▸ Aim of the task: Reproduce the data in its entirety, exactly as supplied.

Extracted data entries
--- start ---
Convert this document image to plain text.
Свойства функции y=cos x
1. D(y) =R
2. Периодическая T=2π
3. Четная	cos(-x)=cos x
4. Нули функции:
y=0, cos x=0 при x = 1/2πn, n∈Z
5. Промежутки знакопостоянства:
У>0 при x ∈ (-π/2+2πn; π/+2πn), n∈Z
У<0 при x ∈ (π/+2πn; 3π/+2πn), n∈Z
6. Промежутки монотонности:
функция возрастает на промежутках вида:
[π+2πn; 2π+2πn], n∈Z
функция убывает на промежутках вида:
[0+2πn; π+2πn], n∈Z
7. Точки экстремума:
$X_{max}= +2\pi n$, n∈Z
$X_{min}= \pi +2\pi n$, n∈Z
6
--- end ---
▸ Answer in full:
Convert this document image to plain text.
Свойства функции y=cos x
1. D(y) =R
2. Периодическая T=2π
3. Четная	cos(-x)=cos x
4. Нули функции:
y=0, cos x=0 при x = 1/2πn, n∈Z
5. Промежутки знакопостоянства:
У>0 при x ∈ (-π/2+2πn; π/+2πn), n∈Z
У<0 при x ∈ (π/+2πn; 3π/+2πn), n∈Z
6. Промежутки монотонности:
функция возрастает на промежутках вида:
[π+2πn; 2π+2πn], n∈Z
функция убывает на промежутках вида:
[0+2πn; π+2πn], n∈Z
7. Точки экстремума:
$X_{max}= +2\pi n$, n∈Z
$X_{min}= \pi +2\pi n$, n∈Z
6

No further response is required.